• What to work on: Below are records to repeat exactly; copy them without the pictures.

***** Task material *****

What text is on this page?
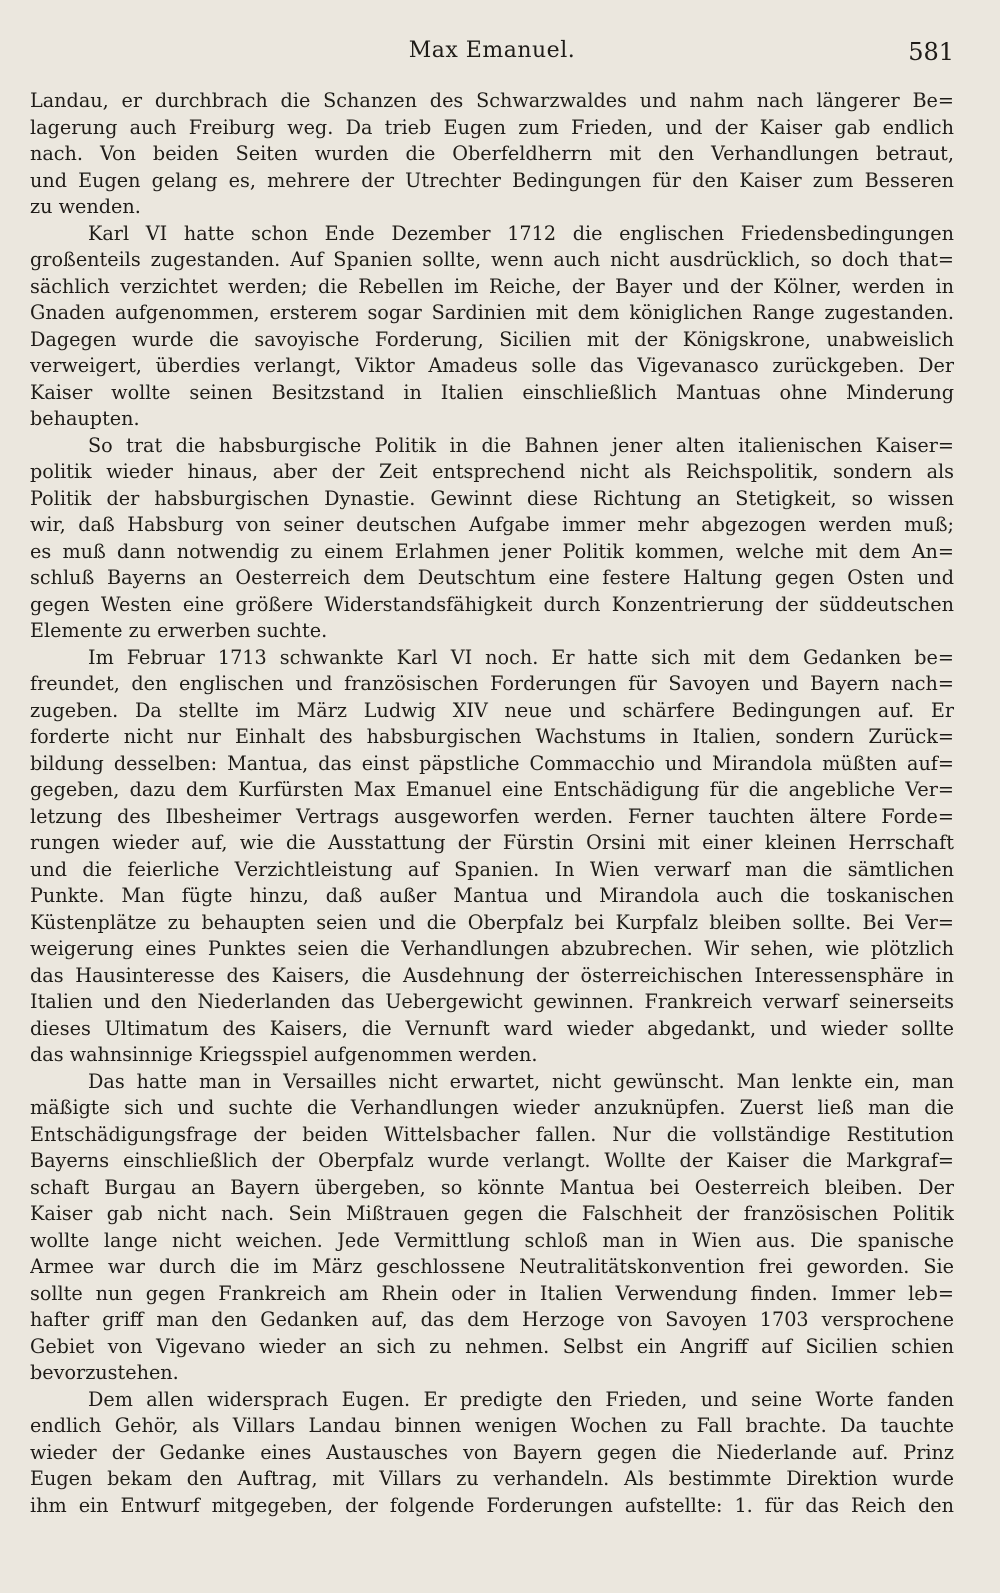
Max Emanuel.	581
Landau, er durchbrach die Schanzen des Schwarzwaldes und nahm nach längerer Be=
lagerung auch Freiburg weg. Da trieb Eugen zum Frieden, und der Kaiser gab endlich
nach. Von beiden Seiten wurden die Oberfeldherrn mit den Verhandlungen betraut,
und Eugen gelang es, mehrere der Utrechter Bedingungen für den Kaiser zum Besseren
zu wenden.
Karl VI hatte schon Ende Dezember 1712 die englischen Friedensbedingungen
großenteils zugestanden. Auf Spanien sollte, wenn auch nicht ausdrücklich, so doch that=
sächlich verzichtet werden; die Rebellen im Reiche, der Bayer und der Kölner, werden in
Gnaden aufgenommen, ersterem sogar Sardinien mit dem königlichen Range zugestanden.
Dagegen wurde die savoyische Forderung, Sicilien mit der Königskrone, unabweislich
verweigert, überdies verlangt, Viktor Amadeus solle das Vigevanasco zurückgeben. Der
Kaiser wollte seinen Besitzstand in Italien einschließlich Mantuas ohne Minderung
behaupten.
So trat die habsburgische Politik in die Bahnen jener alten italienischen Kaiser=
politik wieder hinaus, aber der Zeit entsprechend nicht als Reichspolitik, sondern als
Politik der habsburgischen Dynastie. Gewinnt diese Richtung an Stetigkeit, so wissen
wir, daß Habsburg von seiner deutschen Aufgabe immer mehr abgezogen werden muß;
es muß dann notwendig zu einem Erlahmen jener Politik kommen, welche mit dem An=
schluß Bayerns an Oesterreich dem Deutschtum eine festere Haltung gegen Osten und
gegen Westen eine größere Widerstandsfähigkeit durch Konzentrierung der süddeutschen
Elemente zu erwerben suchte.
Im Februar 1713 schwankte Karl VI noch. Er hatte sich mit dem Gedanken be=
freundet, den englischen und französischen Forderungen für Savoyen und Bayern nach=
zugeben. Da stellte im März Ludwig XIV neue und schärfere Bedingungen auf. Er
forderte nicht nur Einhalt des habsburgischen Wachstums in Italien, sondern Zurück=
bildung desselben: Mantua, das einst päpstliche Commacchio und Mirandola müßten auf=
gegeben, dazu dem Kurfürsten Max Emanuel eine Entschädigung für die angebliche Ver=
letzung des Ilbesheimer Vertrags ausgeworfen werden. Ferner tauchten ältere Forde=
rungen wieder auf, wie die Ausstattung der Fürstin Orsini mit einer kleinen Herrschaft
und die feierliche Verzichtleistung auf Spanien. In Wien verwarf man die sämtlichen
Punkte. Man fügte hinzu, daß außer Mantua und Mirandola auch die toskanischen
Küstenplätze zu behaupten seien und die Oberpfalz bei Kurpfalz bleiben sollte. Bei Ver=
weigerung eines Punktes seien die Verhandlungen abzubrechen. Wir sehen, wie plötzlich
das Hausinteresse des Kaisers, die Ausdehnung der österreichischen Interessensphäre in
Italien und den Niederlanden das Uebergewicht gewinnen. Frankreich verwarf seinerseits
dieses Ultimatum des Kaisers, die Vernunft ward wieder abgedankt, und wieder sollte
das wahnsinnige Kriegsspiel aufgenommen werden.
Das hatte man in Versailles nicht erwartet, nicht gewünscht. Man lenkte ein, man
mäßigte sich und suchte die Verhandlungen wieder anzuknüpfen. Zuerst ließ man die
Entschädigungsfrage der beiden Wittelsbacher fallen. Nur die vollständige Restitution
Bayerns einschließlich der Oberpfalz wurde verlangt. Wollte der Kaiser die Markgraf=
schaft Burgau an Bayern übergeben, so könnte Mantua bei Oesterreich bleiben. Der
Kaiser gab nicht nach. Sein Mißtrauen gegen die Falschheit der französischen Politik
wollte lange nicht weichen. Jede Vermittlung schloß man in Wien aus. Die spanische
Armee war durch die im März geschlossene Neutralitätskonvention frei geworden. Sie
sollte nun gegen Frankreich am Rhein oder in Italien Verwendung finden. Immer leb=
hafter griff man den Gedanken auf, das dem Herzoge von Savoyen 1703 versprochene
Gebiet von Vigevano wieder an sich zu nehmen. Selbst ein Angriff auf Sicilien schien
bevorzustehen.
Dem allen widersprach Eugen. Er predigte den Frieden, und seine Worte fanden
endlich Gehör, als Villars Landau binnen wenigen Wochen zu Fall brachte. Da tauchte
wieder der Gedanke eines Austausches von Bayern gegen die Niederlande auf. Prinz
Eugen bekam den Auftrag, mit Villars zu verhandeln. Als bestimmte Direktion wurde
ihm ein Entwurf mitgegeben, der folgende Forderungen aufstellte: 1. für das Reich den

*****

• Response area:
What text is on this page?
Max Emanuel.	581
Landau, er durchbrach die Schanzen des Schwarzwaldes und nahm nach längerer Be=
lagerung auch Freiburg weg. Da trieb Eugen zum Frieden, und der Kaiser gab endlich
nach. Von beiden Seiten wurden die Oberfeldherrn mit den Verhandlungen betraut,
und Eugen gelang es, mehrere der Utrechter Bedingungen für den Kaiser zum Besseren
zu wenden.
Karl VI hatte schon Ende Dezember 1712 die englischen Friedensbedingungen
großenteils zugestanden. Auf Spanien sollte, wenn auch nicht ausdrücklich, so doch that=
sächlich verzichtet werden; die Rebellen im Reiche, der Bayer und der Kölner, werden in
Gnaden aufgenommen, ersterem sogar Sardinien mit dem königlichen Range zugestanden.
Dagegen wurde die savoyische Forderung, Sicilien mit der Königskrone, unabweislich
verweigert, überdies verlangt, Viktor Amadeus solle das Vigevanasco zurückgeben. Der
Kaiser wollte seinen Besitzstand in Italien einschließlich Mantuas ohne Minderung
behaupten.
So trat die habsburgische Politik in die Bahnen jener alten italienischen Kaiser=
politik wieder hinaus, aber der Zeit entsprechend nicht als Reichspolitik, sondern als
Politik der habsburgischen Dynastie. Gewinnt diese Richtung an Stetigkeit, so wissen
wir, daß Habsburg von seiner deutschen Aufgabe immer mehr abgezogen werden muß;
es muß dann notwendig zu einem Erlahmen jener Politik kommen, welche mit dem An=
schluß Bayerns an Oesterreich dem Deutschtum eine festere Haltung gegen Osten und
gegen Westen eine größere Widerstandsfähigkeit durch Konzentrierung der süddeutschen
Elemente zu erwerben suchte.
Im Februar 1713 schwankte Karl VI noch. Er hatte sich mit dem Gedanken be=
freundet, den englischen und französischen Forderungen für Savoyen und Bayern nach=
zugeben. Da stellte im März Ludwig XIV neue und schärfere Bedingungen auf. Er
forderte nicht nur Einhalt des habsburgischen Wachstums in Italien, sondern Zurück=
bildung desselben: Mantua, das einst päpstliche Commacchio und Mirandola müßten auf=
gegeben, dazu dem Kurfürsten Max Emanuel eine Entschädigung für die angebliche Ver=
letzung des Ilbesheimer Vertrags ausgeworfen werden. Ferner tauchten ältere Forde=
rungen wieder auf, wie die Ausstattung der Fürstin Orsini mit einer kleinen Herrschaft
und die feierliche Verzichtleistung auf Spanien. In Wien verwarf man die sämtlichen
Punkte. Man fügte hinzu, daß außer Mantua und Mirandola auch die toskanischen
Küstenplätze zu behaupten seien und die Oberpfalz bei Kurpfalz bleiben sollte. Bei Ver=
weigerung eines Punktes seien die Verhandlungen abzubrechen. Wir sehen, wie plötzlich
das Hausinteresse des Kaisers, die Ausdehnung der österreichischen Interessensphäre in
Italien und den Niederlanden das Uebergewicht gewinnen. Frankreich verwarf seinerseits
dieses Ultimatum des Kaisers, die Vernunft ward wieder abgedankt, und wieder sollte
das wahnsinnige Kriegsspiel aufgenommen werden.
Das hatte man in Versailles nicht erwartet, nicht gewünscht. Man lenkte ein, man
mäßigte sich und suchte die Verhandlungen wieder anzuknüpfen. Zuerst ließ man die
Entschädigungsfrage der beiden Wittelsbacher fallen. Nur die vollständige Restitution
Bayerns einschließlich der Oberpfalz wurde verlangt. Wollte der Kaiser die Markgraf=
schaft Burgau an Bayern übergeben, so könnte Mantua bei Oesterreich bleiben. Der
Kaiser gab nicht nach. Sein Mißtrauen gegen die Falschheit der französischen Politik
wollte lange nicht weichen. Jede Vermittlung schloß man in Wien aus. Die spanische
Armee war durch die im März geschlossene Neutralitätskonvention frei geworden. Sie
sollte nun gegen Frankreich am Rhein oder in Italien Verwendung finden. Immer leb=
hafter griff man den Gedanken auf, das dem Herzoge von Savoyen 1703 versprochene
Gebiet von Vigevano wieder an sich zu nehmen. Selbst ein Angriff auf Sicilien schien
bevorzustehen.
Dem allen widersprach Eugen. Er predigte den Frieden, und seine Worte fanden
endlich Gehör, als Villars Landau binnen wenigen Wochen zu Fall brachte. Da tauchte
wieder der Gedanke eines Austausches von Bayern gegen die Niederlande auf. Prinz
Eugen bekam den Auftrag, mit Villars zu verhandeln. Als bestimmte Direktion wurde
ihm ein Entwurf mitgegeben, der folgende Forderungen aufstellte: 1. für das Reich den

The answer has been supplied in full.